(STATED GOAL): What follows is a block of records; restate each one word for word.

•••

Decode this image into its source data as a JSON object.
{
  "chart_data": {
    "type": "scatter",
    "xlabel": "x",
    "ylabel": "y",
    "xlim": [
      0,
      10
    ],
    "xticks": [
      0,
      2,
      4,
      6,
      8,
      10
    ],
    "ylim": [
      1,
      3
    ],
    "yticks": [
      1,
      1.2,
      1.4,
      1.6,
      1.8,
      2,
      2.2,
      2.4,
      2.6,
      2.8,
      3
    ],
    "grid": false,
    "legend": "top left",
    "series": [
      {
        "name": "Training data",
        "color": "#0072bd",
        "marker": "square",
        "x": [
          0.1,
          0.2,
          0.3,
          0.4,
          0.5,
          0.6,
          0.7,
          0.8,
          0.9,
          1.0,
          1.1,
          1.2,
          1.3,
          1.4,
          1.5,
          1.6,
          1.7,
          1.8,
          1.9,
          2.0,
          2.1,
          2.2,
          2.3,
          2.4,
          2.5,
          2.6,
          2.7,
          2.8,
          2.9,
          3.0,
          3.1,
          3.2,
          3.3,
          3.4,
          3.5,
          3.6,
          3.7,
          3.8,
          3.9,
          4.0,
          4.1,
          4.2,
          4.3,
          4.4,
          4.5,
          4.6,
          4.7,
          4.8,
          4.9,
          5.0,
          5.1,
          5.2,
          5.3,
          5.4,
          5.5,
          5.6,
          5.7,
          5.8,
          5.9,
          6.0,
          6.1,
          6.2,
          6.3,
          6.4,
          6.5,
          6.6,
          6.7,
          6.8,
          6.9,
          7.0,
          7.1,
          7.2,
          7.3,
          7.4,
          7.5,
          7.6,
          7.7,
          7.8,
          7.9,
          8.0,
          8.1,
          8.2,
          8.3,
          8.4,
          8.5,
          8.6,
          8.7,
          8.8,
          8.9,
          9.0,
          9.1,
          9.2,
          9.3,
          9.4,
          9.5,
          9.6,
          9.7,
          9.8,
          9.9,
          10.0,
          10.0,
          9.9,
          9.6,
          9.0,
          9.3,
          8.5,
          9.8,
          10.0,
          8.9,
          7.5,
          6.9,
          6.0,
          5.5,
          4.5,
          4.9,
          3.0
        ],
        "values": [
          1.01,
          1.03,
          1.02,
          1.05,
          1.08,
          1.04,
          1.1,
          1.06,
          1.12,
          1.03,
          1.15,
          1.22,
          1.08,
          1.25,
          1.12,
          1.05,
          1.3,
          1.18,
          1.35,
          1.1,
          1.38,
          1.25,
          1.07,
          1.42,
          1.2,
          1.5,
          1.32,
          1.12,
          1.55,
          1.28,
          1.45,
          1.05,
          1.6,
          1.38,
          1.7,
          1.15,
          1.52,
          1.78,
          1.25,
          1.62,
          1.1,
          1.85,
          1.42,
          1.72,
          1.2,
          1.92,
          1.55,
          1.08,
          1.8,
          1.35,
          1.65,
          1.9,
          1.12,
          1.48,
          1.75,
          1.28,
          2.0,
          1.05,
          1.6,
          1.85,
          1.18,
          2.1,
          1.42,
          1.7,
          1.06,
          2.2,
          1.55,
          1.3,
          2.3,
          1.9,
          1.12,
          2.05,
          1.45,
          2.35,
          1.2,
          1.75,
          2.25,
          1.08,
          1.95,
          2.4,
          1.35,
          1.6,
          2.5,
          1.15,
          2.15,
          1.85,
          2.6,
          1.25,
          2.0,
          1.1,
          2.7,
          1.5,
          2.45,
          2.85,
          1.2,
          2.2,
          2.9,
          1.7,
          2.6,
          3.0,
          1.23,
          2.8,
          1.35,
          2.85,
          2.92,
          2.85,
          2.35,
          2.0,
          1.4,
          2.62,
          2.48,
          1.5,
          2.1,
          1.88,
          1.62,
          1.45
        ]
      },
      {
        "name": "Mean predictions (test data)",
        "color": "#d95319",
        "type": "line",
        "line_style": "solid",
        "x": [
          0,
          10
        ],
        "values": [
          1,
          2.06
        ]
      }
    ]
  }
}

•••

(SOLUTION FOR THIS PROBLEM):
Decode this image into its source data as a JSON object.
{
  "chart_data": {
    "type": "scatter",
    "xlabel": "x",
    "ylabel": "y",
    "xlim": [
      0,
      10
    ],
    "xticks": [
      0,
      2,
      4,
      6,
      8,
      10
    ],
    "ylim": [
      1,
      3
    ],
    "yticks": [
      1,
      1.2,
      1.4,
      1.6,
      1.8,
      2,
      2.2,
      2.4,
      2.6,
      2.8,
      3
    ],
    "grid": false,
    "legend": "top left",
    "series": [
      {
        "name": "Training data",
        "color": "#0072bd",
        "marker": "square",
        "x": [
          0.1,
          0.2,
          0.3,
          0.4,
          0.5,
          0.6,
          0.7,
          0.8,
          0.9,
          1.0,
          1.1,
          1.2,
          1.3,
          1.4,
          1.5,
          1.6,
          1.7,
          1.8,
          1.9,
          2.0,
          2.1,
          2.2,
          2.3,
          2.4,
          2.5,
          2.6,
          2.7,
          2.8,
          2.9,
          3.0,
          3.1,
          3.2,
          3.3,
          3.4,
          3.5,
          3.6,
          3.7,
          3.8,
          3.9,
          4.0,
          4.1,
          4.2,
          4.3,
          4.4,
          4.5,
          4.6,
          4.7,
          4.8,
          4.9,
          5.0,
          5.1,
          5.2,
          5.3,
          5.4,
          5.5,
          5.6,
          5.7,
          5.8,
          5.9,
          6.0,
          6.1,
          6.2,
          6.3,
          6.4,
          6.5,
          6.6,
          6.7,
          6.8,
          6.9,
          7.0,
          7.1,
          7.2,
          7.3,
          7.4,
          7.5,
          7.6,
          7.7,
          7.8,
          7.9,
          8.0,
          8.1,
          8.2,
          8.3,
          8.4,
          8.5,
          8.6,
          8.7,
          8.8,
          8.9,
          9.0,
          9.1,
          9.2,
          9.3,
          9.4,
          9.5,
          9.6,
          9.7,
          9.8,
          9.9,
          10.0,
          10.0,
          9.9,
          9.6,
          9.0,
          9.3,
          8.5,
          9.8,
          10.0,
          8.9,
          7.5,
          6.9,
          6.0,
          5.5,
          4.5,
          4.9,
          3.0
        ],
        "values": [
          1.01,
          1.03,
          1.02,
          1.05,
          1.08,
          1.04,
          1.1,
          1.06,
          1.12,
          1.03,
          1.15,
          1.22,
          1.08,
          1.25,
          1.12,
          1.05,
          1.3,
          1.18,
          1.35,
          1.1,
          1.38,
          1.25,
          1.07,
          1.42,
          1.2,
          1.5,
          1.32,
          1.12,
          1.55,
          1.28,
          1.45,
          1.05,
          1.6,
          1.38,
          1.7,
          1.15,
          1.52,
          1.78,
          1.25,
          1.62,
          1.1,
          1.85,
          1.42,
          1.72,
          1.2,
          1.92,
          1.55,
          1.08,
          1.8,
          1.35,
          1.65,
          1.9,
          1.12,
          1.48,
          1.75,
          1.28,
          2.0,
          1.05,
          1.6,
          1.85,
          1.18,
          2.1,
          1.42,
          1.7,
          1.06,
          2.2,
          1.55,
          1.3,
          2.3,
          1.9,
          1.12,
          2.05,
          1.45,
          2.35,
          1.2,
          1.75,
          2.25,
          1.08,
          1.95,
          2.4,
          1.35,
          1.6,
          2.5,
          1.15,
          2.15,
          1.85,
          2.6,
          1.25,
          2.0,
          1.1,
          2.7,
          1.5,
          2.45,
          2.85,
          1.2,
          2.2,
          2.9,
          1.7,
          2.6,
          3.0,
          1.23,
          2.8,
          1.35,
          2.85,
          2.92,
          2.85,
          2.35,
          2.0,
          1.4,
          2.62,
          2.48,
          1.5,
          2.1,
          1.88,
          1.62,
          1.45
        ]
      },
      {
        "name": "Mean predictions (test data)",
        "color": "#d95319",
        "type": "line",
        "line_style": "solid",
        "x": [
          0,
          10
        ],
        "values": [
          1,
          2.06
        ]
      }
    ]
  }
}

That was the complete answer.